Exercise aim: Output the lines of the entries below beginning at the one with "Enumerate this screenshot's" and ending with the last, exactly as written and without pictures.
-- Begin --
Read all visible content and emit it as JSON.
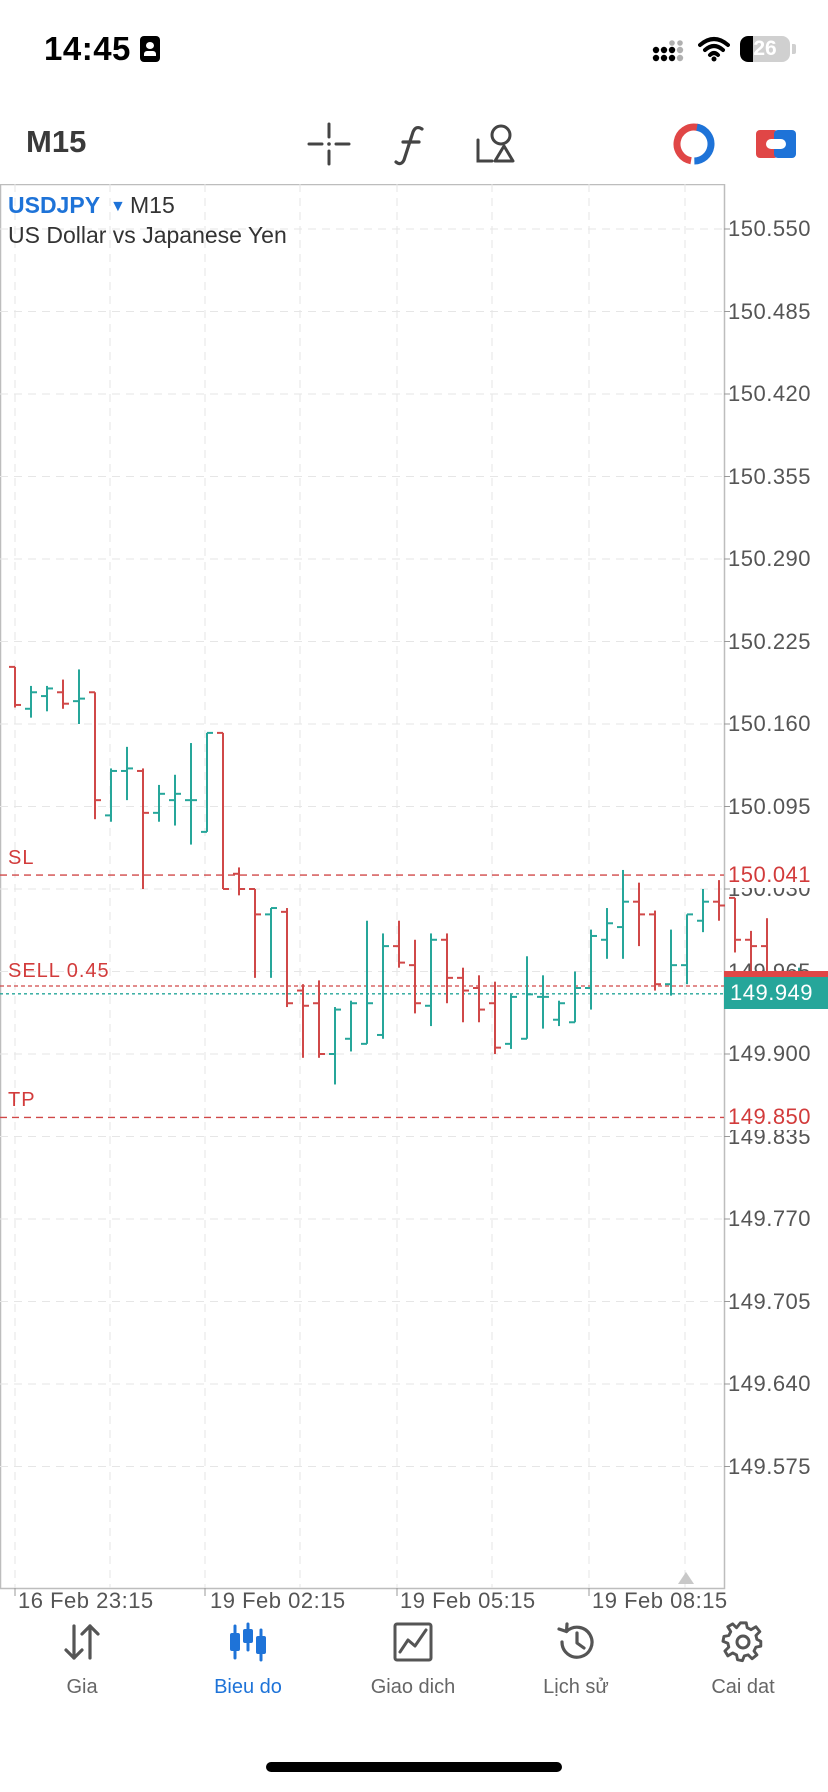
{
  "status_bar": {
    "time": "14:45",
    "battery": "26",
    "battery_percent": 26
  },
  "toolbar": {
    "timeframe": "M15"
  },
  "chart_header": {
    "symbol": "USDJPY",
    "timeframe": "M15",
    "description": "US Dollar vs Japanese Yen"
  },
  "chart_data": {
    "type": "bar",
    "price_axis": [
      "150.550",
      "150.485",
      "150.420",
      "150.355",
      "150.290",
      "150.225",
      "150.160",
      "150.095",
      "150.030",
      "149.965",
      "149.900",
      "149.835",
      "149.770",
      "149.705",
      "149.640",
      "149.575"
    ],
    "time_axis": [
      "16 Feb 23:15",
      "19 Feb 02:15",
      "19 Feb 05:15",
      "19 Feb 08:15"
    ],
    "levels": {
      "sl": {
        "label": "SL",
        "price": "150.041",
        "value": 150.041
      },
      "position": {
        "label": "SELL 0.45",
        "value": 149.952
      },
      "tp": {
        "label": "TP",
        "price": "149.850",
        "value": 149.85
      },
      "bid": {
        "price": "149.949",
        "value": 149.949
      }
    },
    "up_color": "#26a69a",
    "down_color": "#d04848",
    "bars": [
      {
        "o": 150.205,
        "h": 150.205,
        "l": 150.173,
        "c": 150.175
      },
      {
        "o": 150.172,
        "h": 150.19,
        "l": 150.165,
        "c": 150.185
      },
      {
        "o": 150.182,
        "h": 150.19,
        "l": 150.17,
        "c": 150.188
      },
      {
        "o": 150.185,
        "h": 150.195,
        "l": 150.172,
        "c": 150.176
      },
      {
        "o": 150.178,
        "h": 150.203,
        "l": 150.16,
        "c": 150.18
      },
      {
        "o": 150.185,
        "h": 150.185,
        "l": 150.085,
        "c": 150.1
      },
      {
        "o": 150.088,
        "h": 150.125,
        "l": 150.083,
        "c": 150.123
      },
      {
        "o": 150.123,
        "h": 150.142,
        "l": 150.1,
        "c": 150.125
      },
      {
        "o": 150.123,
        "h": 150.125,
        "l": 150.03,
        "c": 150.09
      },
      {
        "o": 150.09,
        "h": 150.112,
        "l": 150.083,
        "c": 150.105
      },
      {
        "o": 150.1,
        "h": 150.12,
        "l": 150.08,
        "c": 150.105
      },
      {
        "o": 150.1,
        "h": 150.145,
        "l": 150.065,
        "c": 150.1
      },
      {
        "o": 150.075,
        "h": 150.153,
        "l": 150.075,
        "c": 150.153
      },
      {
        "o": 150.153,
        "h": 150.153,
        "l": 150.03,
        "c": 150.03
      },
      {
        "o": 150.042,
        "h": 150.047,
        "l": 150.025,
        "c": 150.03
      },
      {
        "o": 150.03,
        "h": 150.03,
        "l": 149.96,
        "c": 150.01
      },
      {
        "o": 150.01,
        "h": 150.015,
        "l": 149.96,
        "c": 150.015
      },
      {
        "o": 150.012,
        "h": 150.015,
        "l": 149.937,
        "c": 149.94
      },
      {
        "o": 149.95,
        "h": 149.955,
        "l": 149.897,
        "c": 149.938
      },
      {
        "o": 149.94,
        "h": 149.958,
        "l": 149.897,
        "c": 149.9
      },
      {
        "o": 149.9,
        "h": 149.937,
        "l": 149.876,
        "c": 149.935
      },
      {
        "o": 149.912,
        "h": 149.942,
        "l": 149.902,
        "c": 149.94
      },
      {
        "o": 149.908,
        "h": 150.005,
        "l": 149.908,
        "c": 149.94
      },
      {
        "o": 149.915,
        "h": 149.995,
        "l": 149.912,
        "c": 149.985
      },
      {
        "o": 149.985,
        "h": 150.005,
        "l": 149.968,
        "c": 149.972
      },
      {
        "o": 149.97,
        "h": 149.99,
        "l": 149.932,
        "c": 149.94
      },
      {
        "o": 149.938,
        "h": 149.995,
        "l": 149.922,
        "c": 149.99
      },
      {
        "o": 149.99,
        "h": 149.995,
        "l": 149.94,
        "c": 149.96
      },
      {
        "o": 149.96,
        "h": 149.968,
        "l": 149.925,
        "c": 149.95
      },
      {
        "o": 149.952,
        "h": 149.962,
        "l": 149.925,
        "c": 149.935
      },
      {
        "o": 149.94,
        "h": 149.957,
        "l": 149.9,
        "c": 149.905
      },
      {
        "o": 149.908,
        "h": 149.947,
        "l": 149.904,
        "c": 149.945
      },
      {
        "o": 149.912,
        "h": 149.977,
        "l": 149.912,
        "c": 149.947
      },
      {
        "o": 149.945,
        "h": 149.962,
        "l": 149.92,
        "c": 149.945
      },
      {
        "o": 149.927,
        "h": 149.942,
        "l": 149.922,
        "c": 149.94
      },
      {
        "o": 149.925,
        "h": 149.965,
        "l": 149.925,
        "c": 149.952
      },
      {
        "o": 149.952,
        "h": 149.998,
        "l": 149.935,
        "c": 149.993
      },
      {
        "o": 149.99,
        "h": 150.015,
        "l": 149.975,
        "c": 150.003
      },
      {
        "o": 150.0,
        "h": 150.045,
        "l": 149.975,
        "c": 150.02
      },
      {
        "o": 150.02,
        "h": 150.035,
        "l": 149.985,
        "c": 150.01
      },
      {
        "o": 150.01,
        "h": 150.013,
        "l": 149.95,
        "c": 149.955
      },
      {
        "o": 149.955,
        "h": 149.998,
        "l": 149.946,
        "c": 149.97
      },
      {
        "o": 149.97,
        "h": 150.01,
        "l": 149.955,
        "c": 150.01
      },
      {
        "o": 150.005,
        "h": 150.03,
        "l": 149.996,
        "c": 150.02
      },
      {
        "o": 150.02,
        "h": 150.037,
        "l": 150.005,
        "c": 150.017
      },
      {
        "o": 150.023,
        "h": 150.023,
        "l": 149.98,
        "c": 149.99
      },
      {
        "o": 149.99,
        "h": 149.997,
        "l": 149.957,
        "c": 149.985
      },
      {
        "o": 149.985,
        "h": 150.007,
        "l": 149.938,
        "c": 149.95
      },
      {
        "o": 149.95,
        "h": 149.955,
        "l": 149.938,
        "c": 149.947
      },
      {
        "o": 149.948,
        "h": 149.968,
        "l": 149.938,
        "c": 149.948
      },
      {
        "o": 149.948,
        "h": 149.953,
        "l": 149.942,
        "c": 149.949
      }
    ]
  },
  "bottom_nav": {
    "items": [
      {
        "label": "Gia",
        "icon": "arrows-up-down-icon"
      },
      {
        "label": "Bieu do",
        "icon": "candlestick-icon"
      },
      {
        "label": "Giao dich",
        "icon": "line-chart-icon"
      },
      {
        "label": "Lịch sử",
        "icon": "history-icon"
      },
      {
        "label": "Cai dat",
        "icon": "gear-icon"
      }
    ],
    "active_color": "#1e73d8",
    "inactive_color": "#666666"
  }
}
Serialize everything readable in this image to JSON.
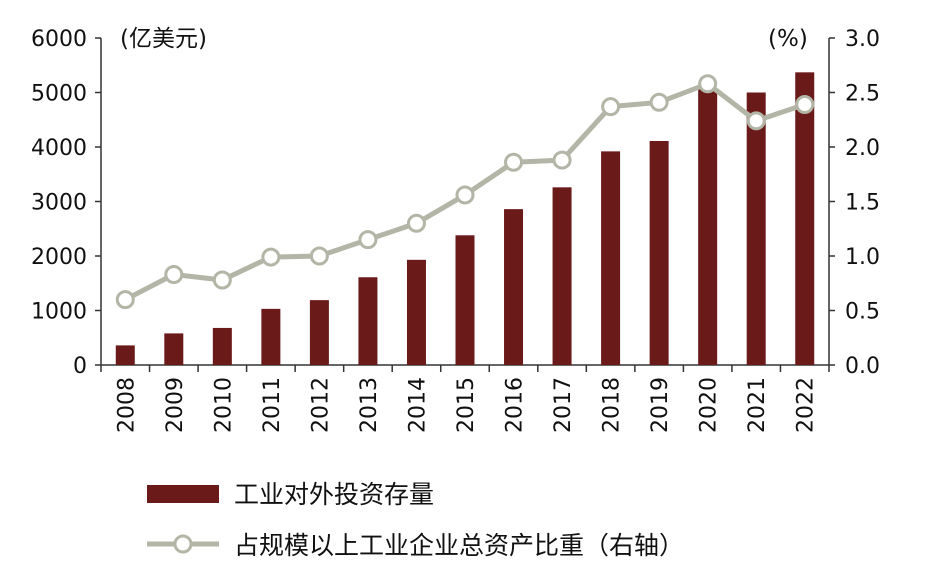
{
  "chart_data": {
    "type": "bar",
    "categories": [
      "2008",
      "2009",
      "2010",
      "2011",
      "2012",
      "2013",
      "2014",
      "2015",
      "2016",
      "2017",
      "2018",
      "2019",
      "2020",
      "2021",
      "2022"
    ],
    "series": [
      {
        "name": "工业对外投资存量",
        "type": "bar",
        "axis": "left",
        "values": [
          360,
          580,
          680,
          1030,
          1190,
          1610,
          1930,
          2380,
          2860,
          3260,
          3920,
          4110,
          5080,
          5000,
          5370
        ],
        "color": "#6b1a1a"
      },
      {
        "name": "占规模以上工业企业总资产比重（右轴）",
        "type": "line",
        "axis": "right",
        "values": [
          0.6,
          0.83,
          0.78,
          0.99,
          1.0,
          1.15,
          1.3,
          1.56,
          1.86,
          1.88,
          2.37,
          2.41,
          2.58,
          2.24,
          2.39
        ],
        "color": "#b3b5a6"
      }
    ],
    "y_left": {
      "unit_label": "(亿美元)",
      "ticks": [
        "0",
        "1000",
        "2000",
        "3000",
        "4000",
        "5000",
        "6000"
      ],
      "ylim": [
        0,
        6000
      ]
    },
    "y_right": {
      "unit_label": "(%)",
      "ticks": [
        "0.0",
        "0.5",
        "1.0",
        "1.5",
        "2.0",
        "2.5",
        "3.0"
      ],
      "ylim": [
        0,
        3.0
      ]
    },
    "grid": false,
    "legend_position": "bottom"
  }
}
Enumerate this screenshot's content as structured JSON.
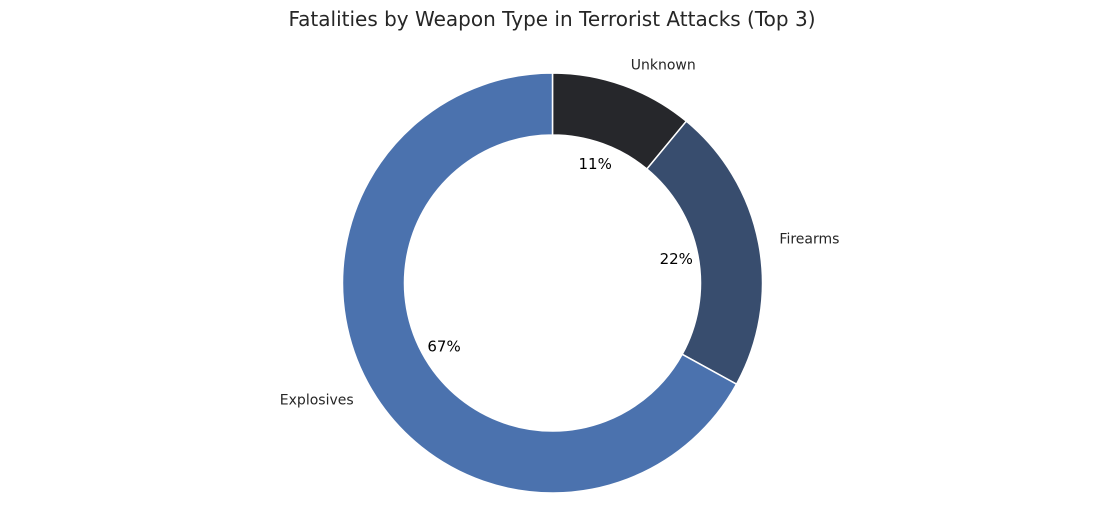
{
  "chart_data": {
    "type": "pie",
    "title": "Fatalities by Weapon Type in Terrorist Attacks (Top 3)",
    "donut": true,
    "start_angle": "top",
    "direction": "clockwise",
    "slices": [
      {
        "label": "Unknown",
        "value": 11,
        "pct_label": "11%",
        "color": "#26272b"
      },
      {
        "label": "Firearms",
        "value": 22,
        "pct_label": "22%",
        "color": "#384d6e"
      },
      {
        "label": "Explosives",
        "value": 67,
        "pct_label": "67%",
        "color": "#4b72ae"
      }
    ]
  }
}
-- End --
Problem solution:
Enumerate this screenshot's content as structured JSON.
{
  "chart_data": {
    "type": "pie",
    "title": "Fatalities by Weapon Type in Terrorist Attacks (Top 3)",
    "donut": true,
    "start_angle": "top",
    "direction": "clockwise",
    "slices": [
      {
        "label": "Unknown",
        "value": 11,
        "pct_label": "11%",
        "color": "#26272b"
      },
      {
        "label": "Firearms",
        "value": 22,
        "pct_label": "22%",
        "color": "#384d6e"
      },
      {
        "label": "Explosives",
        "value": 67,
        "pct_label": "67%",
        "color": "#4b72ae"
      }
    ]
  }
}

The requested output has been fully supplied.